= Exercise data =
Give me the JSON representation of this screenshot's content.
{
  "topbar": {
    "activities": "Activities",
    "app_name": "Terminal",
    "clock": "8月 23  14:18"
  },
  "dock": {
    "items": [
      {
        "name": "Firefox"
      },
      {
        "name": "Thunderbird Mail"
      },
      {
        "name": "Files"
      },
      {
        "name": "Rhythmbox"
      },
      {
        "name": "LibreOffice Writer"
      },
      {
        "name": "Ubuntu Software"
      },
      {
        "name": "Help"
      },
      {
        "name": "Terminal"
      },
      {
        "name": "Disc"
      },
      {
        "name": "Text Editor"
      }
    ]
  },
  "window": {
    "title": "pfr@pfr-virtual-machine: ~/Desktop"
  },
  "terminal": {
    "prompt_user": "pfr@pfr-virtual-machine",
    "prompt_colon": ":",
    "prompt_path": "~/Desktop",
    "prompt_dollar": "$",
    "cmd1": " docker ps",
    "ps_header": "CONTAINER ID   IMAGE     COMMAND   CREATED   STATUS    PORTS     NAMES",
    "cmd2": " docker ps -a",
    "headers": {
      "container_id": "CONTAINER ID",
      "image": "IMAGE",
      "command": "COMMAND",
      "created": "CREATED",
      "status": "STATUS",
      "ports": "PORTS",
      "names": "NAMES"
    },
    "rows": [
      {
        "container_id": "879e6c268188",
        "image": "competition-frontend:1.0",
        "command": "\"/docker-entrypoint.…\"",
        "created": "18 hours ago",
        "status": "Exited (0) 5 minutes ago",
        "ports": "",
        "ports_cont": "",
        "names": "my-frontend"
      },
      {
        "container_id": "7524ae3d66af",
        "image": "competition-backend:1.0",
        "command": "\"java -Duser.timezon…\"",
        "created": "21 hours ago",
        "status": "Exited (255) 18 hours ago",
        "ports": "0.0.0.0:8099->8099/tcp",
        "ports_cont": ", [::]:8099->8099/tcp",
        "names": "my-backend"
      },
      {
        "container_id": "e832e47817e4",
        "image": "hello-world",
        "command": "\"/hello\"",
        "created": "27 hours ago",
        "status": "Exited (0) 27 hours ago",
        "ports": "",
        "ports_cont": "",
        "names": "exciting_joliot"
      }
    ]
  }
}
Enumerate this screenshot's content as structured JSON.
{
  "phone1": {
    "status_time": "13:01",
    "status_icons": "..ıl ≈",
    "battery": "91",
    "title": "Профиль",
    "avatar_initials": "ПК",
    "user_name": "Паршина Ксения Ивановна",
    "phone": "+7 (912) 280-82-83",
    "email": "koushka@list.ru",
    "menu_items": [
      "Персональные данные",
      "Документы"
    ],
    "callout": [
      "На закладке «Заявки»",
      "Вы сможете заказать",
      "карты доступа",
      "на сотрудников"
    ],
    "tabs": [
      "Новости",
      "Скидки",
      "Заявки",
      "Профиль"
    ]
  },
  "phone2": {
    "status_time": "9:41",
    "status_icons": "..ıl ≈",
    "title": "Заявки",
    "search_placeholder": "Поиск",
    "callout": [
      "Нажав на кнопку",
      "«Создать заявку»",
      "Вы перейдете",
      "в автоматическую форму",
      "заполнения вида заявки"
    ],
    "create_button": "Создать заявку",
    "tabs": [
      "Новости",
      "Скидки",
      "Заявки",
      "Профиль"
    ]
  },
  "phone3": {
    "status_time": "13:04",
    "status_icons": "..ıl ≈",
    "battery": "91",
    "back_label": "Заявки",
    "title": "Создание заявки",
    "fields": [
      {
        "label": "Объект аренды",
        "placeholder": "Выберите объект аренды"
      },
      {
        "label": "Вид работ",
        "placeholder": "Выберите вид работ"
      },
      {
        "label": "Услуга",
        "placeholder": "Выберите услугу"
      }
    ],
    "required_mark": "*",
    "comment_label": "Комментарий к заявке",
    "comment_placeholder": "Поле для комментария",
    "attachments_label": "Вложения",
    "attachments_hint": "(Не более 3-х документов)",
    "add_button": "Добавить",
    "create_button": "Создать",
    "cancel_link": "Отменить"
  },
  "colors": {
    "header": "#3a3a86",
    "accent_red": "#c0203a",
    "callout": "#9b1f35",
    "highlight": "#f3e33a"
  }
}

= Instruction =
Copy down the whole of the data above, matching it exactly.

= Full solution =
Give me the JSON representation of this screenshot's content.
{
  "topbar": {
    "activities": "Activities",
    "app_name": "Terminal",
    "clock": "8月 23  14:18"
  },
  "dock": {
    "items": [
      {
        "name": "Firefox"
      },
      {
        "name": "Thunderbird Mail"
      },
      {
        "name": "Files"
      },
      {
        "name": "Rhythmbox"
      },
      {
        "name": "LibreOffice Writer"
      },
      {
        "name": "Ubuntu Software"
      },
      {
        "name": "Help"
      },
      {
        "name": "Terminal"
      },
      {
        "name": "Disc"
      },
      {
        "name": "Text Editor"
      }
    ]
  },
  "window": {
    "title": "pfr@pfr-virtual-machine: ~/Desktop"
  },
  "terminal": {
    "prompt_user": "pfr@pfr-virtual-machine",
    "prompt_colon": ":",
    "prompt_path": "~/Desktop",
    "prompt_dollar": "$",
    "cmd1": " docker ps",
    "ps_header": "CONTAINER ID   IMAGE     COMMAND   CREATED   STATUS    PORTS     NAMES",
    "cmd2": " docker ps -a",
    "headers": {
      "container_id": "CONTAINER ID",
      "image": "IMAGE",
      "command": "COMMAND",
      "created": "CREATED",
      "status": "STATUS",
      "ports": "PORTS",
      "names": "NAMES"
    },
    "rows": [
      {
        "container_id": "879e6c268188",
        "image": "competition-frontend:1.0",
        "command": "\"/docker-entrypoint.…\"",
        "created": "18 hours ago",
        "status": "Exited (0) 5 minutes ago",
        "ports": "",
        "ports_cont": "",
        "names": "my-frontend"
      },
      {
        "container_id": "7524ae3d66af",
        "image": "competition-backend:1.0",
        "command": "\"java -Duser.timezon…\"",
        "created": "21 hours ago",
        "status": "Exited (255) 18 hours ago",
        "ports": "0.0.0.0:8099->8099/tcp",
        "ports_cont": ", [::]:8099->8099/tcp",
        "names": "my-backend"
      },
      {
        "container_id": "e832e47817e4",
        "image": "hello-world",
        "command": "\"/hello\"",
        "created": "27 hours ago",
        "status": "Exited (0) 27 hours ago",
        "ports": "",
        "ports_cont": "",
        "names": "exciting_joliot"
      }
    ]
  }
}
Enumerate this screenshot's content as structured JSON.
{
  "phone1": {
    "status_time": "13:01",
    "status_icons": "..ıl ≈",
    "battery": "91",
    "title": "Профиль",
    "avatar_initials": "ПК",
    "user_name": "Паршина Ксения Ивановна",
    "phone": "+7 (912) 280-82-83",
    "email": "koushka@list.ru",
    "menu_items": [
      "Персональные данные",
      "Документы"
    ],
    "callout": [
      "На закладке «Заявки»",
      "Вы сможете заказать",
      "карты доступа",
      "на сотрудников"
    ],
    "tabs": [
      "Новости",
      "Скидки",
      "Заявки",
      "Профиль"
    ]
  },
  "phone2": {
    "status_time": "9:41",
    "status_icons": "..ıl ≈",
    "title": "Заявки",
    "search_placeholder": "Поиск",
    "callout": [
      "Нажав на кнопку",
      "«Создать заявку»",
      "Вы перейдете",
      "в автоматическую форму",
      "заполнения вида заявки"
    ],
    "create_button": "Создать заявку",
    "tabs": [
      "Новости",
      "Скидки",
      "Заявки",
      "Профиль"
    ]
  },
  "phone3": {
    "status_time": "13:04",
    "status_icons": "..ıl ≈",
    "battery": "91",
    "back_label": "Заявки",
    "title": "Создание заявки",
    "fields": [
      {
        "label": "Объект аренды",
        "placeholder": "Выберите объект аренды"
      },
      {
        "label": "Вид работ",
        "placeholder": "Выберите вид работ"
      },
      {
        "label": "Услуга",
        "placeholder": "Выберите услугу"
      }
    ],
    "required_mark": "*",
    "comment_label": "Комментарий к заявке",
    "comment_placeholder": "Поле для комментария",
    "attachments_label": "Вложения",
    "attachments_hint": "(Не более 3-х документов)",
    "add_button": "Добавить",
    "create_button": "Создать",
    "cancel_link": "Отменить"
  },
  "colors": {
    "header": "#3a3a86",
    "accent_red": "#c0203a",
    "callout": "#9b1f35",
    "highlight": "#f3e33a"
  }
}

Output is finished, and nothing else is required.